Without further comment, state how many lines in the listing below contain the word "median".

[BEGIN]

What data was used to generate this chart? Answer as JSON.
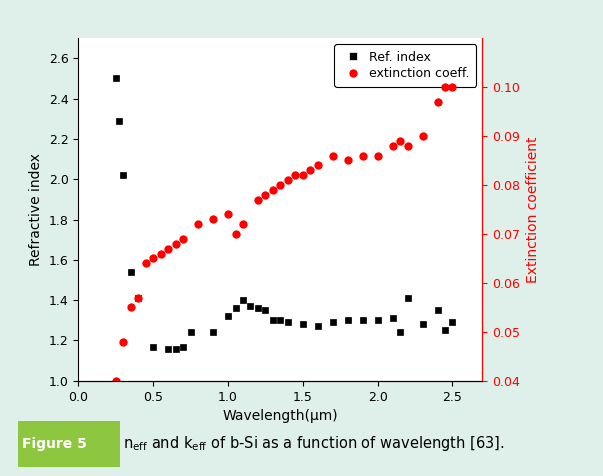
{
  "n_wavelength": [
    0.25,
    0.27,
    0.3,
    0.35,
    0.4,
    0.5,
    0.6,
    0.65,
    0.7,
    0.75,
    0.9,
    1.0,
    1.05,
    1.1,
    1.15,
    1.2,
    1.25,
    1.3,
    1.35,
    1.4,
    1.5,
    1.6,
    1.7,
    1.8,
    1.9,
    2.0,
    2.1,
    2.15,
    2.2,
    2.3,
    2.4,
    2.45,
    2.5
  ],
  "n_values": [
    2.5,
    2.29,
    2.02,
    1.54,
    1.41,
    1.17,
    1.16,
    1.16,
    1.17,
    1.24,
    1.24,
    1.32,
    1.36,
    1.4,
    1.37,
    1.36,
    1.35,
    1.3,
    1.3,
    1.29,
    1.28,
    1.27,
    1.29,
    1.3,
    1.3,
    1.3,
    1.31,
    1.24,
    1.41,
    1.28,
    1.35,
    1.25,
    1.29
  ],
  "k_wavelength": [
    0.25,
    0.3,
    0.35,
    0.4,
    0.45,
    0.5,
    0.55,
    0.6,
    0.65,
    0.7,
    0.8,
    0.9,
    1.0,
    1.05,
    1.1,
    1.2,
    1.25,
    1.3,
    1.35,
    1.4,
    1.45,
    1.5,
    1.55,
    1.6,
    1.7,
    1.8,
    1.9,
    2.0,
    2.1,
    2.15,
    2.2,
    2.3,
    2.4,
    2.45,
    2.5
  ],
  "k_values": [
    0.04,
    0.048,
    0.055,
    0.057,
    0.064,
    0.065,
    0.066,
    0.067,
    0.068,
    0.069,
    0.072,
    0.073,
    0.074,
    0.07,
    0.072,
    0.077,
    0.078,
    0.079,
    0.08,
    0.081,
    0.082,
    0.082,
    0.083,
    0.084,
    0.086,
    0.085,
    0.086,
    0.086,
    0.088,
    0.089,
    0.088,
    0.09,
    0.097,
    0.1,
    0.1
  ],
  "xlim": [
    0.0,
    2.7
  ],
  "ylim_left": [
    1.0,
    2.7
  ],
  "ylim_right": [
    0.04,
    0.11
  ],
  "xlabel": "Wavelength(μm)",
  "ylabel_left": "Refractive index",
  "ylabel_right": "Extinction coefficient",
  "legend_n": "Ref. index",
  "legend_k": "extinction coeff.",
  "n_color": "#000000",
  "k_color": "#ff0000",
  "plot_bg": "#ffffff",
  "outer_bg": "#dff0ea",
  "border_color": "#5bbf6e",
  "caption_bg": "#8dc63f",
  "label_fontsize": 10,
  "tick_fontsize": 9,
  "legend_fontsize": 9,
  "xticks": [
    0.0,
    0.5,
    1.0,
    1.5,
    2.0,
    2.5
  ],
  "yticks_left": [
    1.0,
    1.2,
    1.4,
    1.6,
    1.8,
    2.0,
    2.2,
    2.4,
    2.6
  ],
  "yticks_right": [
    0.04,
    0.05,
    0.06,
    0.07,
    0.08,
    0.09,
    0.1
  ]
}
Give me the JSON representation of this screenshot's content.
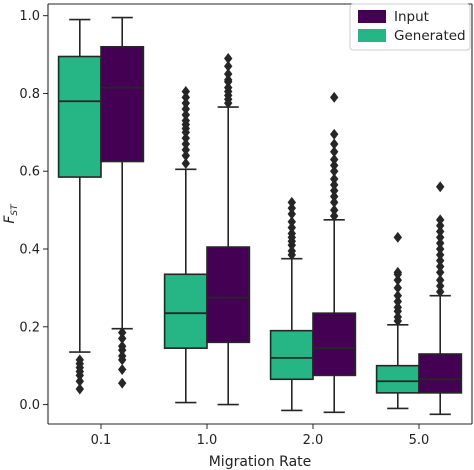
{
  "colors": {
    "input": "#440154",
    "generated": "#26b584",
    "outline": "#262626",
    "flier": "#262626"
  },
  "chart_data": {
    "type": "boxplot",
    "xlabel": "Migration Rate",
    "ylabel": "F_ST",
    "ylabel_main": "F",
    "ylabel_sub": "ST",
    "ylim": [
      -0.05,
      1.03
    ],
    "yticks": [
      "0.0",
      "0.2",
      "0.4",
      "0.6",
      "0.8",
      "1.0"
    ],
    "categories": [
      "0.1",
      "1.0",
      "2.0",
      "5.0"
    ],
    "legend": {
      "placement": "top-right",
      "entries": [
        "Input",
        "Generated"
      ]
    },
    "series": [
      {
        "name": "Generated",
        "boxes": [
          {
            "whisker_low": 0.135,
            "q1": 0.585,
            "median": 0.78,
            "q3": 0.895,
            "whisker_high": 0.99,
            "fliers": [
              0.115,
              0.105,
              0.095,
              0.085,
              0.075,
              0.06,
              0.04
            ]
          },
          {
            "whisker_low": 0.005,
            "q1": 0.145,
            "median": 0.235,
            "q3": 0.335,
            "whisker_high": 0.605,
            "fliers": [
              0.62,
              0.64,
              0.655,
              0.67,
              0.685,
              0.7,
              0.71,
              0.72,
              0.73,
              0.745,
              0.76,
              0.775,
              0.79,
              0.805
            ]
          },
          {
            "whisker_low": -0.015,
            "q1": 0.065,
            "median": 0.12,
            "q3": 0.19,
            "whisker_high": 0.375,
            "fliers": [
              0.385,
              0.395,
              0.41,
              0.42,
              0.43,
              0.44,
              0.455,
              0.47,
              0.49,
              0.505,
              0.52
            ]
          },
          {
            "whisker_low": -0.01,
            "q1": 0.03,
            "median": 0.06,
            "q3": 0.1,
            "whisker_high": 0.205,
            "fliers": [
              0.215,
              0.225,
              0.24,
              0.25,
              0.265,
              0.28,
              0.3,
              0.32,
              0.335,
              0.34,
              0.43
            ]
          }
        ]
      },
      {
        "name": "Input",
        "boxes": [
          {
            "whisker_low": 0.195,
            "q1": 0.625,
            "median": 0.815,
            "q3": 0.92,
            "whisker_high": 0.995,
            "fliers": [
              0.185,
              0.17,
              0.15,
              0.14,
              0.125,
              0.115,
              0.09,
              0.055
            ]
          },
          {
            "whisker_low": 0.0,
            "q1": 0.16,
            "median": 0.275,
            "q3": 0.405,
            "whisker_high": 0.765,
            "fliers": [
              0.775,
              0.785,
              0.795,
              0.805,
              0.815,
              0.83,
              0.835,
              0.85,
              0.87,
              0.89
            ]
          },
          {
            "whisker_low": -0.02,
            "q1": 0.075,
            "median": 0.145,
            "q3": 0.235,
            "whisker_high": 0.475,
            "fliers": [
              0.485,
              0.5,
              0.52,
              0.535,
              0.55,
              0.565,
              0.58,
              0.6,
              0.615,
              0.63,
              0.65,
              0.67,
              0.695,
              0.79
            ]
          },
          {
            "whisker_low": -0.025,
            "q1": 0.03,
            "median": 0.065,
            "q3": 0.13,
            "whisker_high": 0.28,
            "fliers": [
              0.29,
              0.305,
              0.32,
              0.34,
              0.355,
              0.37,
              0.385,
              0.4,
              0.415,
              0.43,
              0.445,
              0.46,
              0.475,
              0.56
            ]
          }
        ]
      }
    ]
  }
}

[END]

- Task output -
8